DATA IN THIS EXERCISE

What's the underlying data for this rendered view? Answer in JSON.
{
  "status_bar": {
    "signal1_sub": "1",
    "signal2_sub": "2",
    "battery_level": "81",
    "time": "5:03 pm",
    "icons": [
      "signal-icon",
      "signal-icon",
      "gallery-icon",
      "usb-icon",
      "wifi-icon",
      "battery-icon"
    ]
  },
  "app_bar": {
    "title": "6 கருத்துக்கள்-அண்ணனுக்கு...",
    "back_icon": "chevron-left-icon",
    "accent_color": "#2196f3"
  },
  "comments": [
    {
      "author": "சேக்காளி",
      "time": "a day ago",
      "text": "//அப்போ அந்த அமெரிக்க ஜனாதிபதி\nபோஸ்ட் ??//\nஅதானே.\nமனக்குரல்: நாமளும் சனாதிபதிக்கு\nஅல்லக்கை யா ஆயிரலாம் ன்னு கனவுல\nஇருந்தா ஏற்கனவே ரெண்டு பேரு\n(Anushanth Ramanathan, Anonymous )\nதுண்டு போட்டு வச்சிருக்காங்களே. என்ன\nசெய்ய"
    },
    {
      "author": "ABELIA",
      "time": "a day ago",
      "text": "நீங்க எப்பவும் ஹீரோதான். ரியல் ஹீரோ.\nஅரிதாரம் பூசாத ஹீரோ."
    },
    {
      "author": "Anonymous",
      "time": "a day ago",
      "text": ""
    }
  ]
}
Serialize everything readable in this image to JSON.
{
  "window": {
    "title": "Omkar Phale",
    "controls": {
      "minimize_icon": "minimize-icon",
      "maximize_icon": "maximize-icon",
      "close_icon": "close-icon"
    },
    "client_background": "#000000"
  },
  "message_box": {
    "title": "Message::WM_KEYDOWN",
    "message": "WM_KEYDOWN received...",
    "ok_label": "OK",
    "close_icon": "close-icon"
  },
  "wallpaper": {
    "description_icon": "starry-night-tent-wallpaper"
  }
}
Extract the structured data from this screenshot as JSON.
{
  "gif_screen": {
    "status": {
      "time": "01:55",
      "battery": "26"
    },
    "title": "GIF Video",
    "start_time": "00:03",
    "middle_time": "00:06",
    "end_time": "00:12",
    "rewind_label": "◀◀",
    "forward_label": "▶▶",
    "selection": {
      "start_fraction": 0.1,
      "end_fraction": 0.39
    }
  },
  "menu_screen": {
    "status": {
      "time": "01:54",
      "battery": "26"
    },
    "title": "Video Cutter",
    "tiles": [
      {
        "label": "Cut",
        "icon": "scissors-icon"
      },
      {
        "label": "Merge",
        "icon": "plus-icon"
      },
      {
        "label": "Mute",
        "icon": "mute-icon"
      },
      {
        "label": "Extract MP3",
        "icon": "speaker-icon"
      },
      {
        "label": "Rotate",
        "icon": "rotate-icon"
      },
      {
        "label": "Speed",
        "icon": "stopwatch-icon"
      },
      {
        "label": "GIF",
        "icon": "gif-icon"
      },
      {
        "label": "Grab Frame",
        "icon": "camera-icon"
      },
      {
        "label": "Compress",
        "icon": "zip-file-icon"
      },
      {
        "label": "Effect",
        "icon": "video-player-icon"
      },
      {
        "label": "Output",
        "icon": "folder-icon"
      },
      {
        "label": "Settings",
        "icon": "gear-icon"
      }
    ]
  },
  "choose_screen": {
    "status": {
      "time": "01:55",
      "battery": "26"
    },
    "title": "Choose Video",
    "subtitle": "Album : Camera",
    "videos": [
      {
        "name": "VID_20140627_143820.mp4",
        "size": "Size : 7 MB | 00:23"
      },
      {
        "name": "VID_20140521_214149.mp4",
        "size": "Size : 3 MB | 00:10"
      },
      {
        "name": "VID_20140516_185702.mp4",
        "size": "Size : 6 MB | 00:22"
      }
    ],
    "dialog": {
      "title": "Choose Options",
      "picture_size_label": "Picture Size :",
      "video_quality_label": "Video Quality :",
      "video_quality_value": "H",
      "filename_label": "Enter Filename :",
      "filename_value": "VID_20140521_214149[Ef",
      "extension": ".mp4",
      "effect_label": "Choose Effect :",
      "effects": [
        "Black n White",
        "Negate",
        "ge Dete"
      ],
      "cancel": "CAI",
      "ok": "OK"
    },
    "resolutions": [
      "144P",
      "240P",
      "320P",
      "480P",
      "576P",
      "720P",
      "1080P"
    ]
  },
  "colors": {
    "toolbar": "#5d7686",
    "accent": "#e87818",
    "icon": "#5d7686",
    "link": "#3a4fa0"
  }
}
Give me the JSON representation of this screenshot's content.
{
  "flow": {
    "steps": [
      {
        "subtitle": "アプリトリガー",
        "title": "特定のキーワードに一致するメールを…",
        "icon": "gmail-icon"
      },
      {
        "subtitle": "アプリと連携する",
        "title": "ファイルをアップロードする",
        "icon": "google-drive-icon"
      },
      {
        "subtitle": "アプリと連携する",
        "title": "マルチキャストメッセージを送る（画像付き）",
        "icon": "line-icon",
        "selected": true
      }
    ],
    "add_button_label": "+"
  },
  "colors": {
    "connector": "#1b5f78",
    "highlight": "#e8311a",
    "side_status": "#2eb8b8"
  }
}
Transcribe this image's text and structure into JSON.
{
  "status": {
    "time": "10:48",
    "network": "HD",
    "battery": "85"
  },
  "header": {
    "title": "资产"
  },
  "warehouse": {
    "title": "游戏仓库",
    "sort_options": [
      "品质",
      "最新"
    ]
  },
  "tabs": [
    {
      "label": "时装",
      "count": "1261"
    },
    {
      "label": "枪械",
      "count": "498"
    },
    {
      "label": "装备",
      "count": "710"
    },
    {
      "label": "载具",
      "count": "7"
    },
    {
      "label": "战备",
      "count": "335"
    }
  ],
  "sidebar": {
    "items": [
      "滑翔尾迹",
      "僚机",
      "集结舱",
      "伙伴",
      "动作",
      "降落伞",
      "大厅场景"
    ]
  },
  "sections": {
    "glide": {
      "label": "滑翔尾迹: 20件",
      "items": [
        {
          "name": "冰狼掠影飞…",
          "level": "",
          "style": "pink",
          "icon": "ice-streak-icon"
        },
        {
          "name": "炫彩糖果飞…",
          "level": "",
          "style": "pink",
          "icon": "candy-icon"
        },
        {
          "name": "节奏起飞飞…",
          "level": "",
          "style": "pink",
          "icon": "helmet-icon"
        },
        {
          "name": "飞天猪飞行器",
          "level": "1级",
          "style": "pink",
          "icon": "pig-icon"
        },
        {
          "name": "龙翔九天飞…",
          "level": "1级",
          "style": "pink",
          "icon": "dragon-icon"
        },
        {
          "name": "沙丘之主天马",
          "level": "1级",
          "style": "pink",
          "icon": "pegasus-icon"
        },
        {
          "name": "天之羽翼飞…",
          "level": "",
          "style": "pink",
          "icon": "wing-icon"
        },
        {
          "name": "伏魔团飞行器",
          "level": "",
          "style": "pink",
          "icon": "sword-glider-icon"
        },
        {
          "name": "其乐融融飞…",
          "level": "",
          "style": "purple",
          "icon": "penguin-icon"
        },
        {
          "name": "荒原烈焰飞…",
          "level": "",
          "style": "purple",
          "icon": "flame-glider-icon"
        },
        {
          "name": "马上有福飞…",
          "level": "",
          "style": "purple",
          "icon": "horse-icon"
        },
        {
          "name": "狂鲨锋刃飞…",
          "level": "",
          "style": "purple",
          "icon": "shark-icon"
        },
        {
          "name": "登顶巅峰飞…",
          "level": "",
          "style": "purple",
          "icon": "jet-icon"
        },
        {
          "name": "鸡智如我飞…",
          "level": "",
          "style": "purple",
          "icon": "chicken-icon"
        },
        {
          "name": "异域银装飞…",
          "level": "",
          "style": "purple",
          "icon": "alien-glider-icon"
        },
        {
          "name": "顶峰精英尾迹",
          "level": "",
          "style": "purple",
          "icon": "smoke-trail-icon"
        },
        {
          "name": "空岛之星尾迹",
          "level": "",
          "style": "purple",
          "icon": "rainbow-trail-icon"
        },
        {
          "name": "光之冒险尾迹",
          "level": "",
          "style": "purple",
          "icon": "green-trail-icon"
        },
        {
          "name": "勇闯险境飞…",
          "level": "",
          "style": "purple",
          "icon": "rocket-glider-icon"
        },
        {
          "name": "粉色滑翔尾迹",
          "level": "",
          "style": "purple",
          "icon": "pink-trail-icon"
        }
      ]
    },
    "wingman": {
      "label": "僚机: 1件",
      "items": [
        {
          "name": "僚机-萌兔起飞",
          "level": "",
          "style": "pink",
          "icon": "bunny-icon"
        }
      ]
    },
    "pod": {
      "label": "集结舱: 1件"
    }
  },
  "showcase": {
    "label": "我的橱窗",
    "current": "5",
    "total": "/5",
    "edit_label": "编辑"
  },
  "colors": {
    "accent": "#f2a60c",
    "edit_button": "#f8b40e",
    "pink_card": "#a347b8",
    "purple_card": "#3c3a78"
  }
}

WHAT YOU SHOULD DO
Every line that holds the word "subtitle" counts once; state the total number of such lines and nothing else.

THE SOLUTION
4